Entries supplied.
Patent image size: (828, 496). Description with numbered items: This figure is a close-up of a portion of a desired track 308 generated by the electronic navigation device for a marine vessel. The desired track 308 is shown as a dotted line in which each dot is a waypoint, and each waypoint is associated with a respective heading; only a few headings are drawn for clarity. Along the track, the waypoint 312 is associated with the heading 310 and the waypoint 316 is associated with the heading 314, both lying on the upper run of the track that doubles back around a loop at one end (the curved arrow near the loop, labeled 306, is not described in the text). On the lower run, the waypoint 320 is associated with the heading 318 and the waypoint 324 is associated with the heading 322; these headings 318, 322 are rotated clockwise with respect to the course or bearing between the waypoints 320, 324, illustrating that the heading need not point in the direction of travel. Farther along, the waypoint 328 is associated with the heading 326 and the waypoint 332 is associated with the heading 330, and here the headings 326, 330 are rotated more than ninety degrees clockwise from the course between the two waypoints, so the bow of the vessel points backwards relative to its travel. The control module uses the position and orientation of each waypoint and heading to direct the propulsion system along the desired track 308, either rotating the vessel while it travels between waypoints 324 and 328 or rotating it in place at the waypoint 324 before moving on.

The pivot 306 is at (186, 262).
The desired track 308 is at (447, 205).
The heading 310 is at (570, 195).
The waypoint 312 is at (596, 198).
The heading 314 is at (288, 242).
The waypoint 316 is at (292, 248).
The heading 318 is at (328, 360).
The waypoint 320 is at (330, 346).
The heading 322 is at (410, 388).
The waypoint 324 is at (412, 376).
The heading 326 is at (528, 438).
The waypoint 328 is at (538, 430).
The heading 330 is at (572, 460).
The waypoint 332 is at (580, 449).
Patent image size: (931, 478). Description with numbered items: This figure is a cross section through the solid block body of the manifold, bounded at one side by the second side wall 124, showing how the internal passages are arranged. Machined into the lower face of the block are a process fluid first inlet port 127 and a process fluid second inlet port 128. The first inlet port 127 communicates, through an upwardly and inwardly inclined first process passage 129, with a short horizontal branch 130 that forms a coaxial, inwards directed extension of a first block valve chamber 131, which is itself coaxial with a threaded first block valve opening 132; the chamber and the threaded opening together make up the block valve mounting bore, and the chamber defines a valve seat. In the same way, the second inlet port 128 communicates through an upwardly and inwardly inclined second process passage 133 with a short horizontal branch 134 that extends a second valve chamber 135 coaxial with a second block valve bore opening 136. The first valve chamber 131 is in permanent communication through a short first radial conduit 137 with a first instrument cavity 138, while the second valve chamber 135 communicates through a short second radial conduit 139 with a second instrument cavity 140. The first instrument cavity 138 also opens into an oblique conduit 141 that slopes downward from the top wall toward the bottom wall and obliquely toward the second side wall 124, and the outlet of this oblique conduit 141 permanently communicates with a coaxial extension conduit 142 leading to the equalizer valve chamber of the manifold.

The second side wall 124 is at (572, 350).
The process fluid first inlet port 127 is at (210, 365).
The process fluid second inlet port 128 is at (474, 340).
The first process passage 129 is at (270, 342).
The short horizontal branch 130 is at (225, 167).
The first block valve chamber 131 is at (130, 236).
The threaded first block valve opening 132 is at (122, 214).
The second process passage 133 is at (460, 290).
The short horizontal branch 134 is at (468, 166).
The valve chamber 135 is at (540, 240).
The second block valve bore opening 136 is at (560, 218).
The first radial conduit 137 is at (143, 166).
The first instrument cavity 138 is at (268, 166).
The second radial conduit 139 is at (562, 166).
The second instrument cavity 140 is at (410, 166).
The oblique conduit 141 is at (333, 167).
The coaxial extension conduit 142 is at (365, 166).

The exercise. Retype the listing above line for line, with nothing changed.

Answer to the problem.
Patent image size: (828, 496). Description with numbered items: This figure is a close-up of a portion of a desired track 308 generated by the electronic navigation device for a marine vessel. The desired track 308 is shown as a dotted line in which each dot is a waypoint, and each waypoint is associated with a respective heading; only a few headings are drawn for clarity. Along the track, the waypoint 312 is associated with the heading 310 and the waypoint 316 is associated with the heading 314, both lying on the upper run of the track that doubles back around a loop at one end (the curved arrow near the loop, labeled 306, is not described in the text). On the lower run, the waypoint 320 is associated with the heading 318 and the waypoint 324 is associated with the heading 322; these headings 318, 322 are rotated clockwise with respect to the course or bearing between the waypoints 320, 324, illustrating that the heading need not point in the direction of travel. Farther along, the waypoint 328 is associated with the heading 326 and the waypoint 332 is associated with the heading 330, and here the headings 326, 330 are rotated more than ninety degrees clockwise from the course between the two waypoints, so the bow of the vessel points backwards relative to its travel. The control module uses the position and orientation of each waypoint and heading to direct the propulsion system along the desired track 308, either rotating the vessel while it travels between waypoints 324 and 328 or rotating it in place at the waypoint 324 before moving on.

The pivot 306 is at (186, 262).
The desired track 308 is at (447, 205).
The heading 310 is at (570, 195).
The waypoint 312 is at (596, 198).
The heading 314 is at (288, 242).
The waypoint 316 is at (292, 248).
The heading 318 is at (328, 360).
The waypoint 320 is at (330, 346).
The heading 322 is at (410, 388).
The waypoint 324 is at (412, 376).
The heading 326 is at (528, 438).
The waypoint 328 is at (538, 430).
The heading 330 is at (572, 460).
The waypoint 332 is at (580, 449).
Patent image size: (931, 478). Description with numbered items: This figure is a cross section through the solid block body of the manifold, bounded at one side by the second side wall 124, showing how the internal passages are arranged. Machined into the lower face of the block are a process fluid first inlet port 127 and a process fluid second inlet port 128. The first inlet port 127 communicates, through an upwardly and inwardly inclined first process passage 129, with a short horizontal branch 130 that forms a coaxial, inwards directed extension of a first block valve chamber 131, which is itself coaxial with a threaded first block valve opening 132; the chamber and the threaded opening together make up the block valve mounting bore, and the chamber defines a valve seat. In the same way, the second inlet port 128 communicates through an upwardly and inwardly inclined second process passage 133 with a short horizontal branch 134 that extends a second valve chamber 135 coaxial with a second block valve bore opening 136. The first valve chamber 131 is in permanent communication through a short first radial conduit 137 with a first instrument cavity 138, while the second valve chamber 135 communicates through a short second radial conduit 139 with a second instrument cavity 140. The first instrument cavity 138 also opens into an oblique conduit 141 that slopes downward from the top wall toward the bottom wall and obliquely toward the second side wall 124, and the outlet of this oblique conduit 141 permanently communicates with a coaxial extension conduit 142 leading to the equalizer valve chamber of the manifold.

The second side wall 124 is at (572, 350).
The process fluid first inlet port 127 is at (210, 365).
The process fluid second inlet port 128 is at (474, 340).
The first process passage 129 is at (270, 342).
The short horizontal branch 130 is at (225, 167).
The first block valve chamber 131 is at (130, 236).
The threaded first block valve opening 132 is at (122, 214).
The second process passage 133 is at (460, 290).
The short horizontal branch 134 is at (468, 166).
The valve chamber 135 is at (540, 240).
The second block valve bore opening 136 is at (560, 218).
The first radial conduit 137 is at (143, 166).
The first instrument cavity 138 is at (268, 166).
The second radial conduit 139 is at (562, 166).
The second instrument cavity 140 is at (410, 166).
The oblique conduit 141 is at (333, 167).
The coaxial extension conduit 142 is at (365, 166).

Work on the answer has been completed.